◆ A block of data
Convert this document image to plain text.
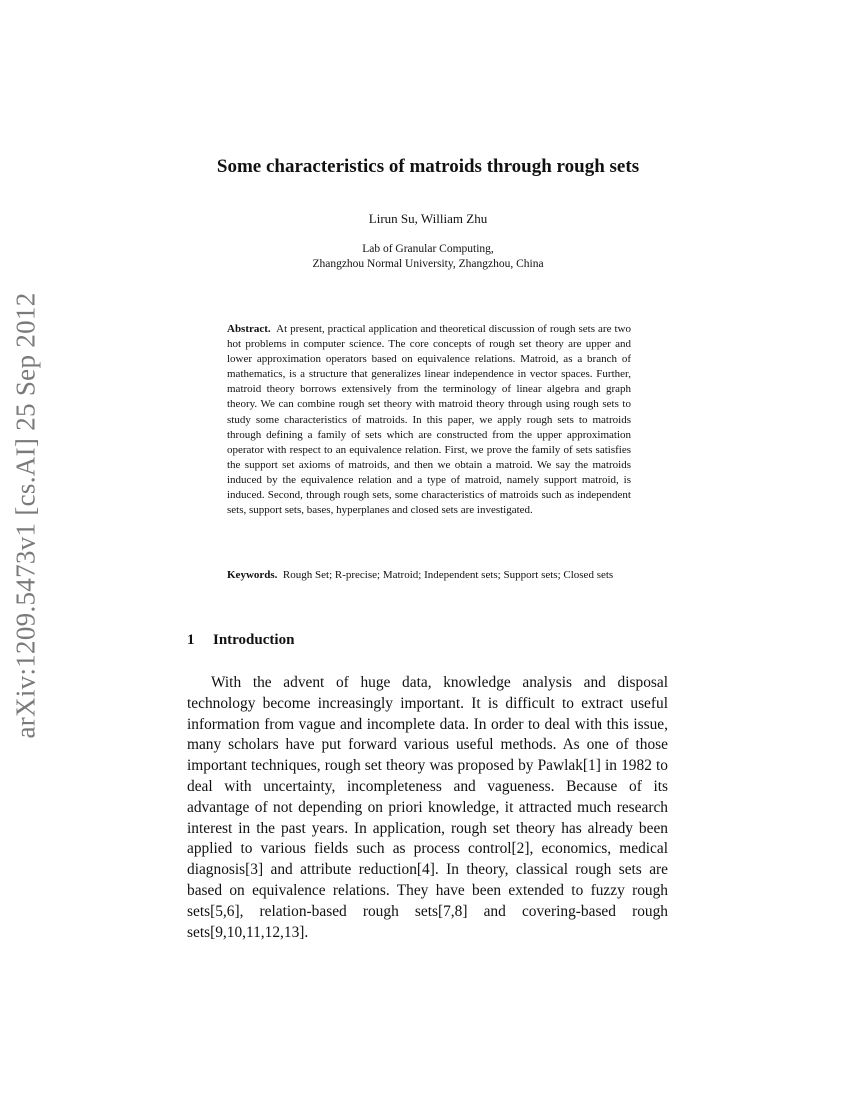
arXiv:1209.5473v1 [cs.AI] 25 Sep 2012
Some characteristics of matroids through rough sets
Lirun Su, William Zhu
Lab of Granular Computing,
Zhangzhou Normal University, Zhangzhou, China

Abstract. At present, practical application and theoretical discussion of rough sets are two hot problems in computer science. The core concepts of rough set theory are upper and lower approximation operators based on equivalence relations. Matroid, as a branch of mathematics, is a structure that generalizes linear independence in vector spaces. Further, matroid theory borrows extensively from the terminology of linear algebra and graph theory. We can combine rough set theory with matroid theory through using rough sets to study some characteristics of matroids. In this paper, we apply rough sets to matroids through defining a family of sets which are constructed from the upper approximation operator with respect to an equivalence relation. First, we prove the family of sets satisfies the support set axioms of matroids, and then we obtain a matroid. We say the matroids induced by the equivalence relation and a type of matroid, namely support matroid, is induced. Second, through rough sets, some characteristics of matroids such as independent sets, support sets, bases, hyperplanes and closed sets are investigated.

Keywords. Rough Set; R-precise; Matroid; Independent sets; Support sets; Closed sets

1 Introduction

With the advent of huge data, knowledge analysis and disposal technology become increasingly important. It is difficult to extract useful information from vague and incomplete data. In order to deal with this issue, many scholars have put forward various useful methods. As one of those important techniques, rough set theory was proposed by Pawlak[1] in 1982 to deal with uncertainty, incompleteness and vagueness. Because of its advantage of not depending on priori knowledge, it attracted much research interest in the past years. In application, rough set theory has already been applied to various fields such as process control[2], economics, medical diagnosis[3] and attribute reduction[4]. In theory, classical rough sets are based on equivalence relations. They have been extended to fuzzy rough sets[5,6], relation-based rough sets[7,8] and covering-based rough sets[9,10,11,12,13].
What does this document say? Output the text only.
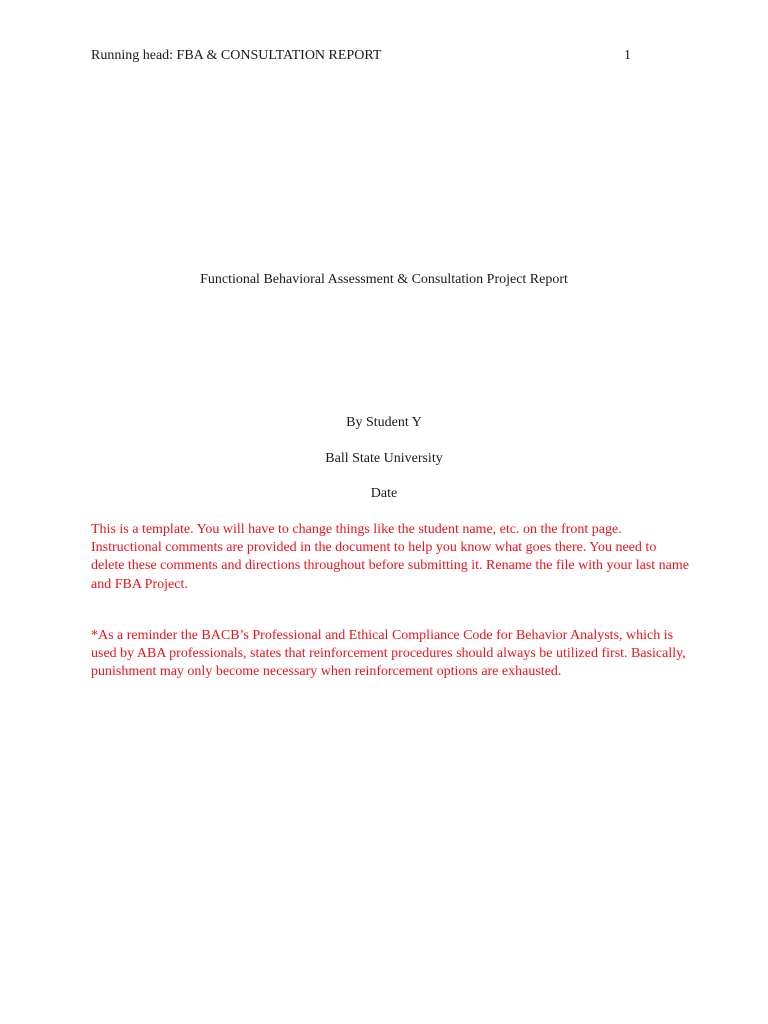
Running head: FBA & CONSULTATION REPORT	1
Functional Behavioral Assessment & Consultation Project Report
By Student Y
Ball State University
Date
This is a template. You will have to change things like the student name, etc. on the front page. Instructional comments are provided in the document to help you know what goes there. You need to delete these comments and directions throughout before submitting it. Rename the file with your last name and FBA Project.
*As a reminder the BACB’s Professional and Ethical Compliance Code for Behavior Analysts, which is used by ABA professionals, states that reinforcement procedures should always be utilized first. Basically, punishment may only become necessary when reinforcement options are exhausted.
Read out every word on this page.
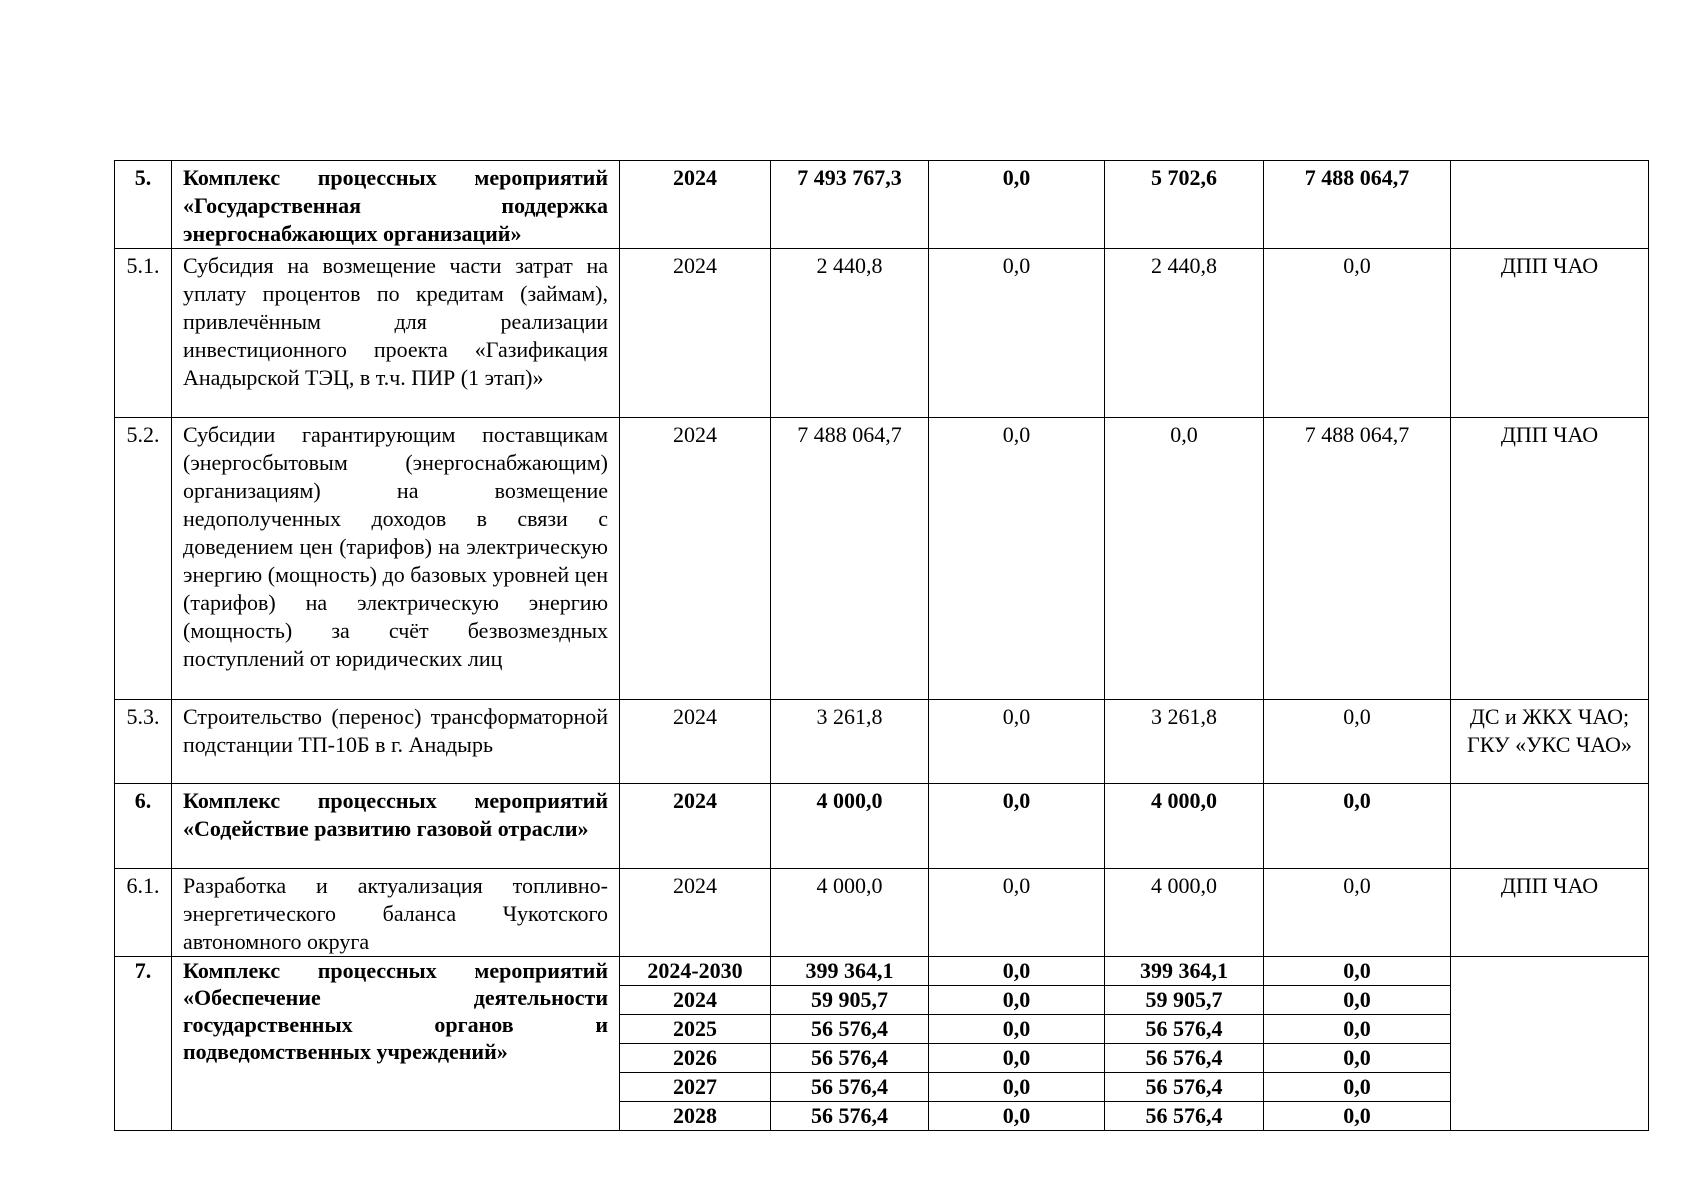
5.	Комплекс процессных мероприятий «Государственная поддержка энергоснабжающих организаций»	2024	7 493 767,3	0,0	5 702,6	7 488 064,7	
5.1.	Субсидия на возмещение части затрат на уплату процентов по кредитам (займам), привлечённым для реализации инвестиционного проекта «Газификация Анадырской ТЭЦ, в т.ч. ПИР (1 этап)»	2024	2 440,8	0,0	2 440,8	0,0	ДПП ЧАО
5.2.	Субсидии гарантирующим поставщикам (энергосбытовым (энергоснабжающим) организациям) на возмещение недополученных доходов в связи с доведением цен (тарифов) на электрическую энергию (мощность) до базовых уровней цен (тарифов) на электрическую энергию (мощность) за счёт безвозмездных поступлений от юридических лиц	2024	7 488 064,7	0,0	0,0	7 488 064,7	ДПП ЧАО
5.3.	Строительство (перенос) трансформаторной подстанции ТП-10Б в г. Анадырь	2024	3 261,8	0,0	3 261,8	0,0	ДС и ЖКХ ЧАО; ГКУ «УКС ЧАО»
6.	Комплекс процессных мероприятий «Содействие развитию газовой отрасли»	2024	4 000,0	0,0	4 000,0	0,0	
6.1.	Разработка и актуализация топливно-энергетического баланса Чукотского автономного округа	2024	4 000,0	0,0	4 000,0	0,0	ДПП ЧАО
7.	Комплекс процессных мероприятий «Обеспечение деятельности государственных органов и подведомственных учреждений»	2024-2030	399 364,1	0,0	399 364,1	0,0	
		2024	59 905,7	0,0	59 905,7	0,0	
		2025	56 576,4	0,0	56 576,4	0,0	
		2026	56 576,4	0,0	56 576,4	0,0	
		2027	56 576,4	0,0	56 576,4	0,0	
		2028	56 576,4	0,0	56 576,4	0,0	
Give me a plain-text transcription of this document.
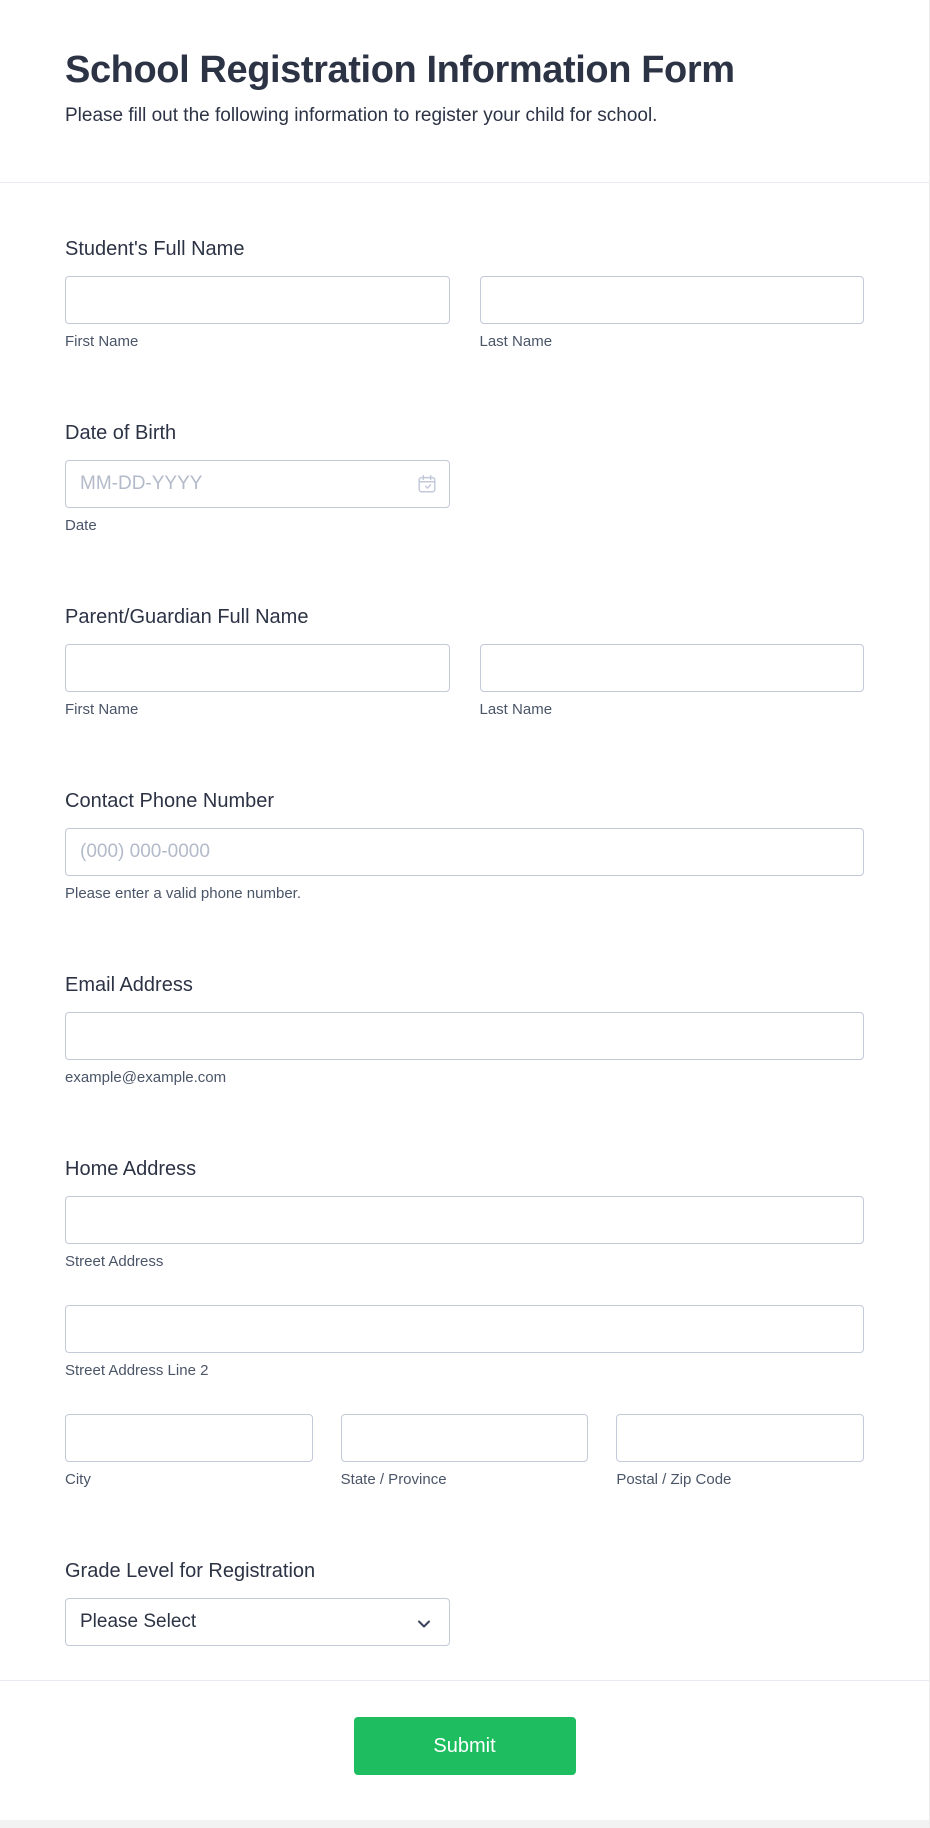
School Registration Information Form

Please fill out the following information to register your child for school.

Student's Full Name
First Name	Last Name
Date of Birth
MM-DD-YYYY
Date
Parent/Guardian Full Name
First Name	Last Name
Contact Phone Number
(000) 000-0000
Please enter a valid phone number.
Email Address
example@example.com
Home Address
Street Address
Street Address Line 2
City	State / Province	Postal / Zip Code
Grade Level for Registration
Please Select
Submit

◆ GOAL
Leave out the pictures and output every record above precisely as given.

◆ WRITTEN SOLUTION
Convert this document image to plain text.
arXiv:1209.5473v1 [cs.AI] 25 Sep 2012
Some characteristics of matroids through rough sets
Lirun Su, William Zhu
Lab of Granular Computing,
Zhangzhou Normal University, Zhangzhou, China

Abstract. At present, practical application and theoretical discussion of rough sets are two hot problems in computer science. The core concepts of rough set theory are upper and lower approximation operators based on equivalence relations. Matroid, as a branch of mathematics, is a structure that generalizes linear independence in vector spaces. Further, matroid theory borrows extensively from the terminology of linear algebra and graph theory. We can combine rough set theory with matroid theory through using rough sets to study some characteristics of matroids. In this paper, we apply rough sets to matroids through defining a family of sets which are constructed from the upper approximation operator with respect to an equivalence relation. First, we prove the family of sets satisfies the support set axioms of matroids, and then we obtain a matroid. We say the matroids induced by the equivalence relation and a type of matroid, namely support matroid, is induced. Second, through rough sets, some characteristics of matroids such as independent sets, support sets, bases, hyperplanes and closed sets are investigated.

Keywords. Rough Set; R-precise; Matroid; Independent sets; Support sets; Closed sets

1 Introduction

With the advent of huge data, knowledge analysis and disposal technology become increasingly important. It is difficult to extract useful information from vague and incomplete data. In order to deal with this issue, many scholars have put forward various useful methods. As one of those important techniques, rough set theory was proposed by Pawlak[1] in 1982 to deal with uncertainty, incompleteness and vagueness. Because of its advantage of not depending on priori knowledge, it attracted much research interest in the past years. In application, rough set theory has already been applied to various fields such as process control[2], economics, medical diagnosis[3] and attribute reduction[4]. In theory, classical rough sets are based on equivalence relations. They have been extended to fuzzy rough sets[5,6], relation-based rough sets[7,8] and covering-based rough sets[9,10,11,12,13].
What does this document say? Output the text only.
Running head: FBA & CONSULTATION REPORT	1
Functional Behavioral Assessment & Consultation Project Report
By Student Y
Ball State University
Date
This is a template. You will have to change things like the student name, etc. on the front page. Instructional comments are provided in the document to help you know what goes there. You need to delete these comments and directions throughout before submitting it. Rename the file with your last name and FBA Project.
*As a reminder the BACB’s Professional and Ethical Compliance Code for Behavior Analysts, which is used by ABA professionals, states that reinforcement procedures should always be utilized first. Basically, punishment may only become necessary when reinforcement options are exhausted.
Read out every word on this page.
5.	Комплекс процессных мероприятий «Государственная поддержка энергоснабжающих организаций»	2024	7 493 767,3	0,0	5 702,6	7 488 064,7	
5.1.	Субсидия на возмещение части затрат на уплату процентов по кредитам (займам), привлечённым для реализации инвестиционного проекта «Газификация Анадырской ТЭЦ, в т.ч. ПИР (1 этап)»	2024	2 440,8	0,0	2 440,8	0,0	ДПП ЧАО
5.2.	Субсидии гарантирующим поставщикам (энергосбытовым (энергоснабжающим) организациям) на возмещение недополученных доходов в связи с доведением цен (тарифов) на электрическую энергию (мощность) до базовых уровней цен (тарифов) на электрическую энергию (мощность) за счёт безвозмездных поступлений от юридических лиц	2024	7 488 064,7	0,0	0,0	7 488 064,7	ДПП ЧАО
5.3.	Строительство (перенос) трансформаторной подстанции ТП-10Б в г. Анадырь	2024	3 261,8	0,0	3 261,8	0,0	ДС и ЖКХ ЧАО; ГКУ «УКС ЧАО»
6.	Комплекс процессных мероприятий «Содействие развитию газовой отрасли»	2024	4 000,0	0,0	4 000,0	0,0	
6.1.	Разработка и актуализация топливно-энергетического баланса Чукотского автономного округа	2024	4 000,0	0,0	4 000,0	0,0	ДПП ЧАО
7.	Комплекс процессных мероприятий «Обеспечение деятельности государственных органов и подведомственных учреждений»	2024-2030	399 364,1	0,0	399 364,1	0,0	
		2024	59 905,7	0,0	59 905,7	0,0	
		2025	56 576,4	0,0	56 576,4	0,0	
		2026	56 576,4	0,0	56 576,4	0,0	
		2027	56 576,4	0,0	56 576,4	0,0	
		2028	56 576,4	0,0	56 576,4	0,0	
Give me a plain-text transcription of this document.
School Registration Information Form

Please fill out the following information to register your child for school.

Student's Full Name
First Name	Last Name
Date of Birth
MM-DD-YYYY
Date
Parent/Guardian Full Name
First Name	Last Name
Contact Phone Number
(000) 000-0000
Please enter a valid phone number.
Email Address
example@example.com
Home Address
Street Address
Street Address Line 2
City	State / Province	Postal / Zip Code
Grade Level for Registration
Please Select
Submit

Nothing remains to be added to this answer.